• _Set task_:
Output all of the records exactly as written.
━━ Records for this exercise
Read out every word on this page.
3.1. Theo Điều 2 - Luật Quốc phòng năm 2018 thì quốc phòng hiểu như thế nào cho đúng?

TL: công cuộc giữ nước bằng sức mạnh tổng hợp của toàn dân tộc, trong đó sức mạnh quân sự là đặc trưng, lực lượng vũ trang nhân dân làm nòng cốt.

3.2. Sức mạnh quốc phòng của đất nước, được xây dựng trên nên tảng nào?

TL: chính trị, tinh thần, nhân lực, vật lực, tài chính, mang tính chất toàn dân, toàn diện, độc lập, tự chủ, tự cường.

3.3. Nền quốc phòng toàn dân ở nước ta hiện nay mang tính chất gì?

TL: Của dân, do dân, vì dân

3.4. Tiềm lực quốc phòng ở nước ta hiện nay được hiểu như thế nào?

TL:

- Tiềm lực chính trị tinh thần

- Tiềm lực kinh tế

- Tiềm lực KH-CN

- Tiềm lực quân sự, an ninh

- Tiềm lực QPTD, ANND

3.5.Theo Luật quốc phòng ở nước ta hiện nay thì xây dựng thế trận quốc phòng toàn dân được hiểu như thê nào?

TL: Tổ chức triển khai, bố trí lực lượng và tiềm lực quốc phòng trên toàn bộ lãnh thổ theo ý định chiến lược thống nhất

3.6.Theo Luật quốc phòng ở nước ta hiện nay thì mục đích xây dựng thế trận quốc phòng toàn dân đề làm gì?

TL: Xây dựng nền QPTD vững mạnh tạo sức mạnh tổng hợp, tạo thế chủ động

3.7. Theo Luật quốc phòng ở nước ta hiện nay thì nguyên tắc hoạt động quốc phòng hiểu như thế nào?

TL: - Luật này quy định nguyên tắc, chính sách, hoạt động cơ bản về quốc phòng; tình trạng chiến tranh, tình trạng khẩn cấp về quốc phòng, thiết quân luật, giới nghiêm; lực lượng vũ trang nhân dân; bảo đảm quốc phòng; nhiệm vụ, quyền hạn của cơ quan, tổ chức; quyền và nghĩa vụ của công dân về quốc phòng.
━━━━
• _Written solution_:
Read out every word on this page.
3.1. Theo Điều 2 - Luật Quốc phòng năm 2018 thì quốc phòng hiểu như thế nào cho đúng?

TL: công cuộc giữ nước bằng sức mạnh tổng hợp của toàn dân tộc, trong đó sức mạnh quân sự là đặc trưng, lực lượng vũ trang nhân dân làm nòng cốt.

3.2. Sức mạnh quốc phòng của đất nước, được xây dựng trên nên tảng nào?

TL: chính trị, tinh thần, nhân lực, vật lực, tài chính, mang tính chất toàn dân, toàn diện, độc lập, tự chủ, tự cường.

3.3. Nền quốc phòng toàn dân ở nước ta hiện nay mang tính chất gì?

TL: Của dân, do dân, vì dân

3.4. Tiềm lực quốc phòng ở nước ta hiện nay được hiểu như thế nào?

TL:

- Tiềm lực chính trị tinh thần

- Tiềm lực kinh tế

- Tiềm lực KH-CN

- Tiềm lực quân sự, an ninh

- Tiềm lực QPTD, ANND

3.5.Theo Luật quốc phòng ở nước ta hiện nay thì xây dựng thế trận quốc phòng toàn dân được hiểu như thê nào?

TL: Tổ chức triển khai, bố trí lực lượng và tiềm lực quốc phòng trên toàn bộ lãnh thổ theo ý định chiến lược thống nhất

3.6.Theo Luật quốc phòng ở nước ta hiện nay thì mục đích xây dựng thế trận quốc phòng toàn dân đề làm gì?

TL: Xây dựng nền QPTD vững mạnh tạo sức mạnh tổng hợp, tạo thế chủ động

3.7. Theo Luật quốc phòng ở nước ta hiện nay thì nguyên tắc hoạt động quốc phòng hiểu như thế nào?

TL: - Luật này quy định nguyên tắc, chính sách, hoạt động cơ bản về quốc phòng; tình trạng chiến tranh, tình trạng khẩn cấp về quốc phòng, thiết quân luật, giới nghiêm; lực lượng vũ trang nhân dân; bảo đảm quốc phòng; nhiệm vụ, quyền hạn của cơ quan, tổ chức; quyền và nghĩa vụ của công dân về quốc phòng.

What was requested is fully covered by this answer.